━━ Dataset records
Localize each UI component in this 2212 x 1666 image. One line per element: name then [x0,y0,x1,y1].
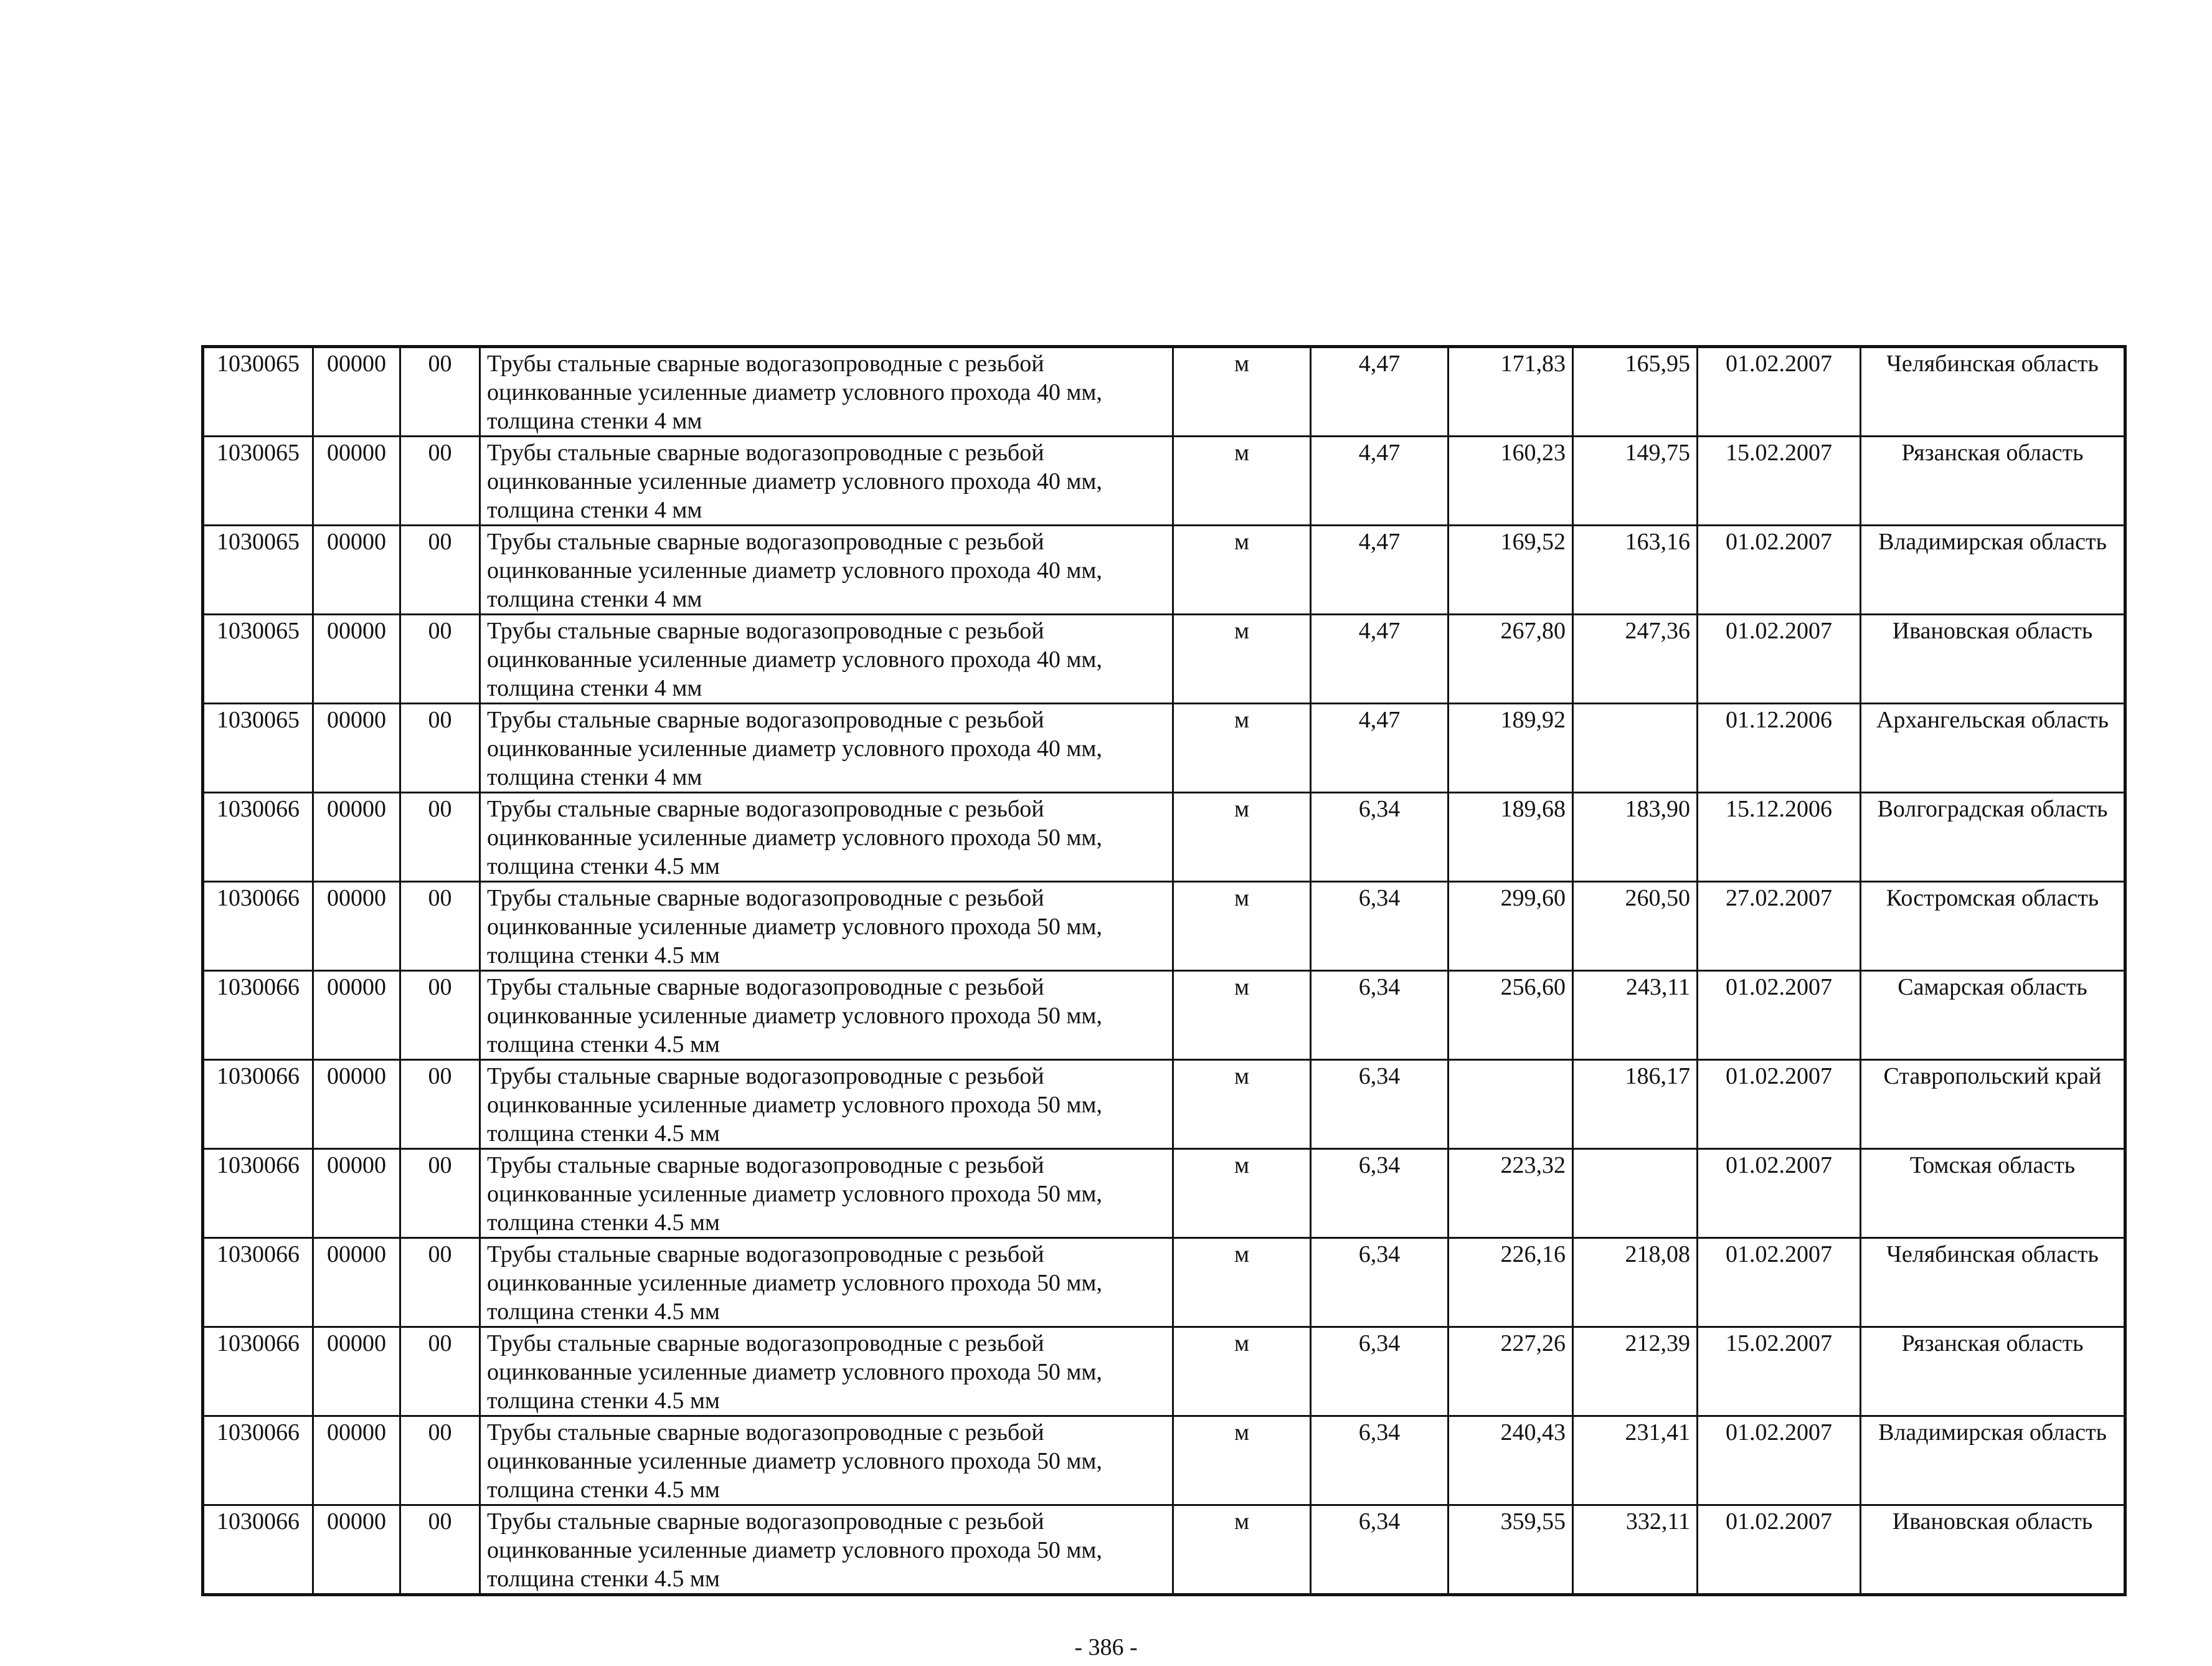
price-alt-cell [1573,1149,1698,1238]
description-cell: Трубы стальные сварные водогазопроводные с резьбой оцинкованные усиленные диаметр условного прохода 50 мм, толщина стенки 4.5 мм [480,1327,1173,1416]
date-cell: 01.12.2006 [1698,704,1861,793]
region-cell: Архангельская область [1861,704,2125,793]
version-cell: 00 [400,971,480,1060]
weight-cell: 4,47 [1311,615,1449,704]
date-cell: 01.02.2007 [1698,1060,1861,1149]
resource-code-cell: 1030065 [203,437,313,526]
unit-cell: м [1173,526,1311,615]
price-alt-cell: 247,36 [1573,615,1698,704]
description-cell: Трубы стальные сварные водогазопроводные с резьбой оцинкованные усиленные диаметр условного прохода 50 мм, толщина стенки 4.5 мм [480,971,1173,1060]
price-alt-cell: 163,16 [1573,526,1698,615]
date-cell: 01.02.2007 [1698,1416,1861,1505]
table-row [203,1238,2125,1327]
sub-code-cell: 00000 [313,971,400,1060]
price-alt-cell [1573,704,1698,793]
price-alt-cell: 165,95 [1573,347,1698,437]
date-cell: 01.02.2007 [1698,1238,1861,1327]
version-cell: 00 [400,1416,480,1505]
sub-code-cell: 00000 [313,615,400,704]
region-cell: Самарская область [1861,971,2125,1060]
unit-cell: м [1173,1505,1311,1595]
table-row [203,704,2125,793]
table-row [203,1060,2125,1149]
weight-cell: 6,34 [1311,1505,1449,1595]
sub-code-cell: 00000 [313,1060,400,1149]
region-cell: Ивановская область [1861,1505,2125,1595]
weight-cell: 6,34 [1311,882,1449,971]
region-cell: Ставропольский край [1861,1060,2125,1149]
unit-cell: м [1173,1416,1311,1505]
price-cell: 189,92 [1449,704,1573,793]
date-cell: 01.02.2007 [1698,1149,1861,1238]
sub-code-cell: 00000 [313,1238,400,1327]
price-alt-cell: 212,39 [1573,1327,1698,1416]
resource-code-cell: 1030066 [203,1149,313,1238]
region-cell: Рязанская область [1861,1327,2125,1416]
weight-cell: 6,34 [1311,971,1449,1060]
resource-code-cell: 1030066 [203,793,313,882]
table-row [203,1327,2125,1416]
description-cell: Трубы стальные сварные водогазопроводные с резьбой оцинкованные усиленные диаметр условного прохода 50 мм, толщина стенки 4.5 мм [480,1505,1173,1595]
table-row [203,1416,2125,1505]
price-cell: 227,26 [1449,1327,1573,1416]
price-alt-cell: 218,08 [1573,1238,1698,1327]
unit-cell: м [1173,615,1311,704]
price-alt-cell: 332,11 [1573,1505,1698,1595]
price-table [201,345,2127,1596]
price-cell [1449,1060,1573,1149]
unit-cell: м [1173,347,1311,437]
description-cell: Трубы стальные сварные водогазопроводные с резьбой оцинкованные усиленные диаметр условного прохода 50 мм, толщина стенки 4.5 мм [480,1149,1173,1238]
price-alt-cell: 183,90 [1573,793,1698,882]
price-cell: 256,60 [1449,971,1573,1060]
table-row [203,971,2125,1060]
unit-cell: м [1173,793,1311,882]
description-cell: Трубы стальные сварные водогазопроводные с резьбой оцинкованные усиленные диаметр условного прохода 50 мм, толщина стенки 4.5 мм [480,793,1173,882]
date-cell: 01.02.2007 [1698,347,1861,437]
resource-code-cell: 1030065 [203,347,313,437]
date-cell: 27.02.2007 [1698,882,1861,971]
unit-cell: м [1173,1327,1311,1416]
sub-code-cell: 00000 [313,1505,400,1595]
description-cell: Трубы стальные сварные водогазопроводные с резьбой оцинкованные усиленные диаметр условного прохода 50 мм, толщина стенки 4.5 мм [480,1238,1173,1327]
table-row [203,526,2125,615]
version-cell: 00 [400,615,480,704]
region-cell: Челябинская область [1861,1238,2125,1327]
region-cell: Костромская область [1861,882,2125,971]
date-cell: 01.02.2007 [1698,971,1861,1060]
description-cell: Трубы стальные сварные водогазопроводные с резьбой оцинкованные усиленные диаметр условного прохода 40 мм, толщина стенки 4 мм [480,526,1173,615]
sub-code-cell: 00000 [313,437,400,526]
table-row [203,882,2125,971]
table-row [203,347,2125,437]
price-alt-cell: 149,75 [1573,437,1698,526]
region-cell: Владимирская область [1861,526,2125,615]
resource-code-cell: 1030065 [203,526,313,615]
description-cell: Трубы стальные сварные водогазопроводные с резьбой оцинкованные усиленные диаметр условного прохода 40 мм, толщина стенки 4 мм [480,437,1173,526]
table-row [203,615,2125,704]
version-cell: 00 [400,1149,480,1238]
price-alt-cell: 231,41 [1573,1416,1698,1505]
version-cell: 00 [400,1327,480,1416]
weight-cell: 4,47 [1311,526,1449,615]
version-cell: 00 [400,1060,480,1149]
weight-cell: 4,47 [1311,347,1449,437]
description-cell: Трубы стальные сварные водогазопроводные с резьбой оцинкованные усиленные диаметр условного прохода 50 мм, толщина стенки 4.5 мм [480,1060,1173,1149]
sub-code-cell: 00000 [313,347,400,437]
resource-code-cell: 1030066 [203,882,313,971]
weight-cell: 4,47 [1311,704,1449,793]
unit-cell: м [1173,1060,1311,1149]
date-cell: 15.02.2007 [1698,437,1861,526]
resource-code-cell: 1030066 [203,1327,313,1416]
weight-cell: 4,47 [1311,437,1449,526]
unit-cell: м [1173,882,1311,971]
weight-cell: 6,34 [1311,1060,1449,1149]
weight-cell: 6,34 [1311,1416,1449,1505]
region-cell: Ивановская область [1861,615,2125,704]
table-row [203,1149,2125,1238]
price-alt-cell: 243,11 [1573,971,1698,1060]
price-cell: 160,23 [1449,437,1573,526]
date-cell: 01.02.2007 [1698,526,1861,615]
resource-code-cell: 1030066 [203,971,313,1060]
price-cell: 267,80 [1449,615,1573,704]
version-cell: 00 [400,882,480,971]
price-alt-cell: 186,17 [1573,1060,1698,1149]
price-cell: 226,16 [1449,1238,1573,1327]
price-cell: 240,43 [1449,1416,1573,1505]
price-cell: 169,52 [1449,526,1573,615]
sub-code-cell: 00000 [313,526,400,615]
weight-cell: 6,34 [1311,1238,1449,1327]
weight-cell: 6,34 [1311,793,1449,882]
version-cell: 00 [400,347,480,437]
region-cell: Томская область [1861,1149,2125,1238]
resource-code-cell: 1030065 [203,704,313,793]
date-cell: 15.12.2006 [1698,793,1861,882]
resource-code-cell: 1030066 [203,1060,313,1149]
region-cell: Челябинская область [1861,347,2125,437]
unit-cell: м [1173,437,1311,526]
version-cell: 00 [400,437,480,526]
price-table-container [201,345,2124,1596]
price-cell: 189,68 [1449,793,1573,882]
price-cell: 171,83 [1449,347,1573,437]
region-cell: Владимирская область [1861,1416,2125,1505]
resource-code-cell: 1030066 [203,1238,313,1327]
price-cell: 223,32 [1449,1149,1573,1238]
sub-code-cell: 00000 [313,1327,400,1416]
description-cell: Трубы стальные сварные водогазопроводные с резьбой оцинкованные усиленные диаметр условного прохода 40 мм, толщина стенки 4 мм [480,704,1173,793]
region-cell: Рязанская область [1861,437,2125,526]
table-row [203,793,2125,882]
page-number: - 386 - [1074,1634,1138,1660]
price-alt-cell: 260,50 [1573,882,1698,971]
sub-code-cell: 00000 [313,882,400,971]
version-cell: 00 [400,704,480,793]
version-cell: 00 [400,793,480,882]
weight-cell: 6,34 [1311,1149,1449,1238]
price-cell: 299,60 [1449,882,1573,971]
resource-code-cell: 1030066 [203,1505,313,1595]
description-cell: Трубы стальные сварные водогазопроводные с резьбой оцинкованные усиленные диаметр условного прохода 40 мм, толщина стенки 4 мм [480,347,1173,437]
date-cell: 15.02.2007 [1698,1327,1861,1416]
version-cell: 00 [400,1238,480,1327]
description-cell: Трубы стальные сварные водогазопроводные с резьбой оцинкованные усиленные диаметр условного прохода 50 мм, толщина стенки 4.5 мм [480,882,1173,971]
sub-code-cell: 00000 [313,704,400,793]
sub-code-cell: 00000 [313,1149,400,1238]
version-cell: 00 [400,526,480,615]
weight-cell: 6,34 [1311,1327,1449,1416]
table-row [203,437,2125,526]
price-cell: 359,55 [1449,1505,1573,1595]
resource-code-cell: 1030065 [203,615,313,704]
region-cell: Волгоградская область [1861,793,2125,882]
date-cell: 01.02.2007 [1698,615,1861,704]
sub-code-cell: 00000 [313,1416,400,1505]
unit-cell: м [1173,1149,1311,1238]
unit-cell: м [1173,971,1311,1060]
table-body [203,347,2125,1595]
table-row [203,1505,2125,1595]
description-cell: Трубы стальные сварные водогазопроводные с резьбой оцинкованные усиленные диаметр условного прохода 50 мм, толщина стенки 4.5 мм [480,1416,1173,1505]
date-cell: 01.02.2007 [1698,1505,1861,1595]
resource-code-cell: 1030066 [203,1416,313,1505]
version-cell: 00 [400,1505,480,1595]
description-cell: Трубы стальные сварные водогазопроводные с резьбой оцинкованные усиленные диаметр условного прохода 40 мм, толщина стенки 4 мм [480,615,1173,704]
unit-cell: м [1173,704,1311,793]
unit-cell: м [1173,1238,1311,1327]
sub-code-cell: 00000 [313,793,400,882]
━━━━
Retype everything in the records above, from the line containing "price-alt-cell [1573,1149,1698,1238]" down to the line containing "region-cell: Архангельская область", with both of those lines included. Keep every character unchanged.

#### Output below
price-alt-cell [1573,1149,1698,1238]
description-cell: Трубы стальные сварные водогазопроводные с резьбой оцинкованные усиленные диаметр условного прохода 50 мм, толщина стенки 4.5 мм [480,1327,1173,1416]
date-cell: 01.12.2006 [1698,704,1861,793]
region-cell: Архангельская область [1861,704,2125,793]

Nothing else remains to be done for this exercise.